What you should do
Give back the whole listing exactly as shown.

--- --- ---

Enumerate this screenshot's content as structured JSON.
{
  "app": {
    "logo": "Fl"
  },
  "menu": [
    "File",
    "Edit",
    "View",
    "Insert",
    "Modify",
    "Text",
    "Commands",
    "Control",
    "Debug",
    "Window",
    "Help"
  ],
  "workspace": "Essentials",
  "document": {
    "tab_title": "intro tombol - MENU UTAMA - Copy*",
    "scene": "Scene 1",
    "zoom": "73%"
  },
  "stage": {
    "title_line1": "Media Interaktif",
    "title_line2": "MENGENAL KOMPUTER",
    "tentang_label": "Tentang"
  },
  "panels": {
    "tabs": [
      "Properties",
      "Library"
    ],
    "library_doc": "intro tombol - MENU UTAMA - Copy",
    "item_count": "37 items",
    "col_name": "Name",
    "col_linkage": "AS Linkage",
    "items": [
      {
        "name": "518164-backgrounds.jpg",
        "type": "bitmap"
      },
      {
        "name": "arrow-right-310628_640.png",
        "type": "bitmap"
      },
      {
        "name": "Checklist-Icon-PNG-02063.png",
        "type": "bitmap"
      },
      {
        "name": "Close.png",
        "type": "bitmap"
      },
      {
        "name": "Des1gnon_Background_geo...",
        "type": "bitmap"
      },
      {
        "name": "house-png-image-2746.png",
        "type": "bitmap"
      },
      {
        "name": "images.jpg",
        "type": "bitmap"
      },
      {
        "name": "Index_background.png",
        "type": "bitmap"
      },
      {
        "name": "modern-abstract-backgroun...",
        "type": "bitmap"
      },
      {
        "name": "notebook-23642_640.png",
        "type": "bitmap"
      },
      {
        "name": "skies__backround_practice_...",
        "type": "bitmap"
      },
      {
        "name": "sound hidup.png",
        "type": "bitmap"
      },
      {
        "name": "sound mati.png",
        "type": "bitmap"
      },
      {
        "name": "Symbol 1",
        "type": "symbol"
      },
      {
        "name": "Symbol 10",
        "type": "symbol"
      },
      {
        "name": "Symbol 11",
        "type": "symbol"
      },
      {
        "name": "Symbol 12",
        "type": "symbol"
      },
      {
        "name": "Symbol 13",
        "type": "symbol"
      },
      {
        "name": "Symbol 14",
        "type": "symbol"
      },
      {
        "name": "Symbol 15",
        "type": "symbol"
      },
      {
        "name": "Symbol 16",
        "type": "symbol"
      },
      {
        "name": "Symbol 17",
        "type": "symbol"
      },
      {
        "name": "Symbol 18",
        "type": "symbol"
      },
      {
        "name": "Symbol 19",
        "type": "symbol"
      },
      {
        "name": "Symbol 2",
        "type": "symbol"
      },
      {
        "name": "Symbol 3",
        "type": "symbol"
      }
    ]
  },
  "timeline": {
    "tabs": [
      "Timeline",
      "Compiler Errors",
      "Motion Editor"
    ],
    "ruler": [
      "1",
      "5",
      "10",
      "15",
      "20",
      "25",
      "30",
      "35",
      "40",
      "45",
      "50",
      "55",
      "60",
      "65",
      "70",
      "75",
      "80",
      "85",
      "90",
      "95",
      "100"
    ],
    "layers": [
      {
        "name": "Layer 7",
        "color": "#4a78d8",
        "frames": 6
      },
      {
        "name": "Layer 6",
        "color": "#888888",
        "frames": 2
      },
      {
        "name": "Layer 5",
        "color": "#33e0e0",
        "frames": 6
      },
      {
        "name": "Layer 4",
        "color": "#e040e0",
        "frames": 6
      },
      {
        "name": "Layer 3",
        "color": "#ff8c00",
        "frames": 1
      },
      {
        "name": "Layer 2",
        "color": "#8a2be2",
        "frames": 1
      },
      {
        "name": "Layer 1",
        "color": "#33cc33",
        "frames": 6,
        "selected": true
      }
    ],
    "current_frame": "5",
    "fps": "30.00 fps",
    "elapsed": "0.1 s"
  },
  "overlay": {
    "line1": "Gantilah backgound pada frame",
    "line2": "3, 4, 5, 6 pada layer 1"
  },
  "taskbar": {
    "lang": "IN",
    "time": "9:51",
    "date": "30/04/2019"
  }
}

--- --- ---

Full output
Enumerate this screenshot's content as structured JSON.
{
  "app": {
    "logo": "Fl"
  },
  "menu": [
    "File",
    "Edit",
    "View",
    "Insert",
    "Modify",
    "Text",
    "Commands",
    "Control",
    "Debug",
    "Window",
    "Help"
  ],
  "workspace": "Essentials",
  "document": {
    "tab_title": "intro tombol - MENU UTAMA - Copy*",
    "scene": "Scene 1",
    "zoom": "73%"
  },
  "stage": {
    "title_line1": "Media Interaktif",
    "title_line2": "MENGENAL KOMPUTER",
    "tentang_label": "Tentang"
  },
  "panels": {
    "tabs": [
      "Properties",
      "Library"
    ],
    "library_doc": "intro tombol - MENU UTAMA - Copy",
    "item_count": "37 items",
    "col_name": "Name",
    "col_linkage": "AS Linkage",
    "items": [
      {
        "name": "518164-backgrounds.jpg",
        "type": "bitmap"
      },
      {
        "name": "arrow-right-310628_640.png",
        "type": "bitmap"
      },
      {
        "name": "Checklist-Icon-PNG-02063.png",
        "type": "bitmap"
      },
      {
        "name": "Close.png",
        "type": "bitmap"
      },
      {
        "name": "Des1gnon_Background_geo...",
        "type": "bitmap"
      },
      {
        "name": "house-png-image-2746.png",
        "type": "bitmap"
      },
      {
        "name": "images.jpg",
        "type": "bitmap"
      },
      {
        "name": "Index_background.png",
        "type": "bitmap"
      },
      {
        "name": "modern-abstract-backgroun...",
        "type": "bitmap"
      },
      {
        "name": "notebook-23642_640.png",
        "type": "bitmap"
      },
      {
        "name": "skies__backround_practice_...",
        "type": "bitmap"
      },
      {
        "name": "sound hidup.png",
        "type": "bitmap"
      },
      {
        "name": "sound mati.png",
        "type": "bitmap"
      },
      {
        "name": "Symbol 1",
        "type": "symbol"
      },
      {
        "name": "Symbol 10",
        "type": "symbol"
      },
      {
        "name": "Symbol 11",
        "type": "symbol"
      },
      {
        "name": "Symbol 12",
        "type": "symbol"
      },
      {
        "name": "Symbol 13",
        "type": "symbol"
      },
      {
        "name": "Symbol 14",
        "type": "symbol"
      },
      {
        "name": "Symbol 15",
        "type": "symbol"
      },
      {
        "name": "Symbol 16",
        "type": "symbol"
      },
      {
        "name": "Symbol 17",
        "type": "symbol"
      },
      {
        "name": "Symbol 18",
        "type": "symbol"
      },
      {
        "name": "Symbol 19",
        "type": "symbol"
      },
      {
        "name": "Symbol 2",
        "type": "symbol"
      },
      {
        "name": "Symbol 3",
        "type": "symbol"
      }
    ]
  },
  "timeline": {
    "tabs": [
      "Timeline",
      "Compiler Errors",
      "Motion Editor"
    ],
    "ruler": [
      "1",
      "5",
      "10",
      "15",
      "20",
      "25",
      "30",
      "35",
      "40",
      "45",
      "50",
      "55",
      "60",
      "65",
      "70",
      "75",
      "80",
      "85",
      "90",
      "95",
      "100"
    ],
    "layers": [
      {
        "name": "Layer 7",
        "color": "#4a78d8",
        "frames": 6
      },
      {
        "name": "Layer 6",
        "color": "#888888",
        "frames": 2
      },
      {
        "name": "Layer 5",
        "color": "#33e0e0",
        "frames": 6
      },
      {
        "name": "Layer 4",
        "color": "#e040e0",
        "frames": 6
      },
      {
        "name": "Layer 3",
        "color": "#ff8c00",
        "frames": 1
      },
      {
        "name": "Layer 2",
        "color": "#8a2be2",
        "frames": 1
      },
      {
        "name": "Layer 1",
        "color": "#33cc33",
        "frames": 6,
        "selected": true
      }
    ],
    "current_frame": "5",
    "fps": "30.00 fps",
    "elapsed": "0.1 s"
  },
  "overlay": {
    "line1": "Gantilah backgound pada frame",
    "line2": "3, 4, 5, 6 pada layer 1"
  },
  "taskbar": {
    "lang": "IN",
    "time": "9:51",
    "date": "30/04/2019"
  }
}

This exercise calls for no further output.